* _Required task_: Copy each line below that includes "difference".

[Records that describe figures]
#####

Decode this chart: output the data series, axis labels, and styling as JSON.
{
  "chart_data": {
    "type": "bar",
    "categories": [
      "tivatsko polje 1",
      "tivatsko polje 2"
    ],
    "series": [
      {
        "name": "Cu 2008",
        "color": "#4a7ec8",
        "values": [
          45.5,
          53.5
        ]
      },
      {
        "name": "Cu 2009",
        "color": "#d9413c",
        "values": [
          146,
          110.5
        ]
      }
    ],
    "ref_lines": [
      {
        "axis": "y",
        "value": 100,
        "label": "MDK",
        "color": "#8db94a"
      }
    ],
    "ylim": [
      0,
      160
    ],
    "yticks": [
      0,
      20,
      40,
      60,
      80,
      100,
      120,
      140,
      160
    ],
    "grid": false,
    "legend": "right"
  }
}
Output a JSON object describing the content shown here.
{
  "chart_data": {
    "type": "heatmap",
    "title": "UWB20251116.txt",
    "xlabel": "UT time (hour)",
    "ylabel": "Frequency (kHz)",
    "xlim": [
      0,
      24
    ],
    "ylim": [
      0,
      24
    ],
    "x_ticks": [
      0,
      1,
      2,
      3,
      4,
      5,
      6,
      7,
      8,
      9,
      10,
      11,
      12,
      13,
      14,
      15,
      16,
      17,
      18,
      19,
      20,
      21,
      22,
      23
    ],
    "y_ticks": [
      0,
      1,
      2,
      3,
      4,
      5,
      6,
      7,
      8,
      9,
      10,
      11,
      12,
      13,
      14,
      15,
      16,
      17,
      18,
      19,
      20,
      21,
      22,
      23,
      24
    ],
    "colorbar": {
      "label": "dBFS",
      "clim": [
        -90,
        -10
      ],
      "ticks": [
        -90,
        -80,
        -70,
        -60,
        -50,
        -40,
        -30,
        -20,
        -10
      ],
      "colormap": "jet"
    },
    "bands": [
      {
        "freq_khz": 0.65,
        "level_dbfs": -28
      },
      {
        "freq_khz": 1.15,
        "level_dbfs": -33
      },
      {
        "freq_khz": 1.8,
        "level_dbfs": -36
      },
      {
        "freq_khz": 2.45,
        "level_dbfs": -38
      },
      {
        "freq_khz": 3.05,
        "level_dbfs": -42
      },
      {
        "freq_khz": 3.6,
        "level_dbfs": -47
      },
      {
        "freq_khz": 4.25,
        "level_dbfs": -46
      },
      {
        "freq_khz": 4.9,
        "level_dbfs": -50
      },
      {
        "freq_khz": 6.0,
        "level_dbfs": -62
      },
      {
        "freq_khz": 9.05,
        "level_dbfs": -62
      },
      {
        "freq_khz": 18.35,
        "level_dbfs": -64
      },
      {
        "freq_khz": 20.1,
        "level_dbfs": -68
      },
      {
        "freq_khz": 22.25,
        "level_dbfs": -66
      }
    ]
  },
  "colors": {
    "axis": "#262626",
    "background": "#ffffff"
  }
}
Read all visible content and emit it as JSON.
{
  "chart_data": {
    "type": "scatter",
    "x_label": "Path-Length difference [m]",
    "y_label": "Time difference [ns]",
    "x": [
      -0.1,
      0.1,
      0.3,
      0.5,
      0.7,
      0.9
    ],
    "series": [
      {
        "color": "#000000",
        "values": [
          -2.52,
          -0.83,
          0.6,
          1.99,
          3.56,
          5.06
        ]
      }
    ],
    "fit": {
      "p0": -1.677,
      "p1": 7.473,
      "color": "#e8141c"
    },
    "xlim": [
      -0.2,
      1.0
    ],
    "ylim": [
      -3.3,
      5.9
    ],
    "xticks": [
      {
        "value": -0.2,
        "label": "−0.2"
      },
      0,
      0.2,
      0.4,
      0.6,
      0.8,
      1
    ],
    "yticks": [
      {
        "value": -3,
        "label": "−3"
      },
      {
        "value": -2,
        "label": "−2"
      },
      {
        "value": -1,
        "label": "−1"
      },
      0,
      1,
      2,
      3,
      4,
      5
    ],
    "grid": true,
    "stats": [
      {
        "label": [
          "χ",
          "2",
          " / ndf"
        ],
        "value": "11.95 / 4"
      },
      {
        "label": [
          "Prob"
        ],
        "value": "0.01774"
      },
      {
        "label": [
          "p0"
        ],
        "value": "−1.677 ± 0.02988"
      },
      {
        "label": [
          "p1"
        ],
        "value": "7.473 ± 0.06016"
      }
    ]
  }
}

#####

* _Full solution_:
    "x_label": "Path-Length difference [m]",
    "y_label": "Time difference [ns]",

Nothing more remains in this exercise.